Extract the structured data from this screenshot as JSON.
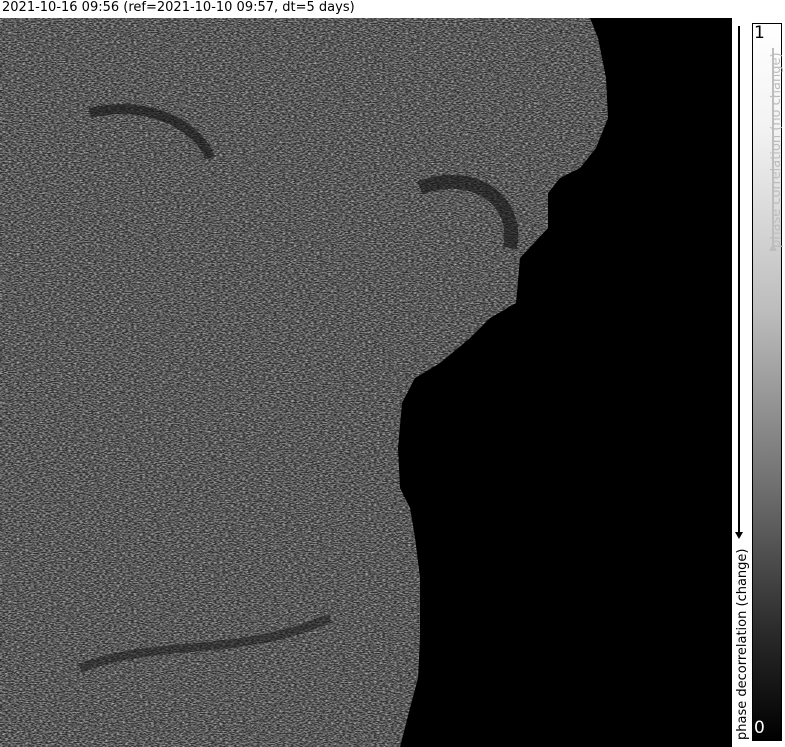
{
  "header": {
    "title": "2021-10-16 09:56 (ref=2021-10-10 09:57, dt=5 days)"
  },
  "legend": {
    "max_label": "1",
    "min_label": "0",
    "top_caption": "phase correlation (no change)",
    "bottom_caption": "phase decorrelation (change)",
    "colors": {
      "high": "#ffffff",
      "low": "#000000",
      "background": "#000000"
    }
  }
}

**What is required**
Repeat each entry exactly as it appears; skip any picture.

**Response for this exercise**
Extract the structured data from this screenshot as JSON.
{
  "header": {
    "title": "2021-10-16 09:56 (ref=2021-10-10 09:57, dt=5 days)"
  },
  "legend": {
    "max_label": "1",
    "min_label": "0",
    "top_caption": "phase correlation (no change)",
    "bottom_caption": "phase decorrelation (change)",
    "colors": {
      "high": "#ffffff",
      "low": "#000000",
      "background": "#000000"
    }
  }
}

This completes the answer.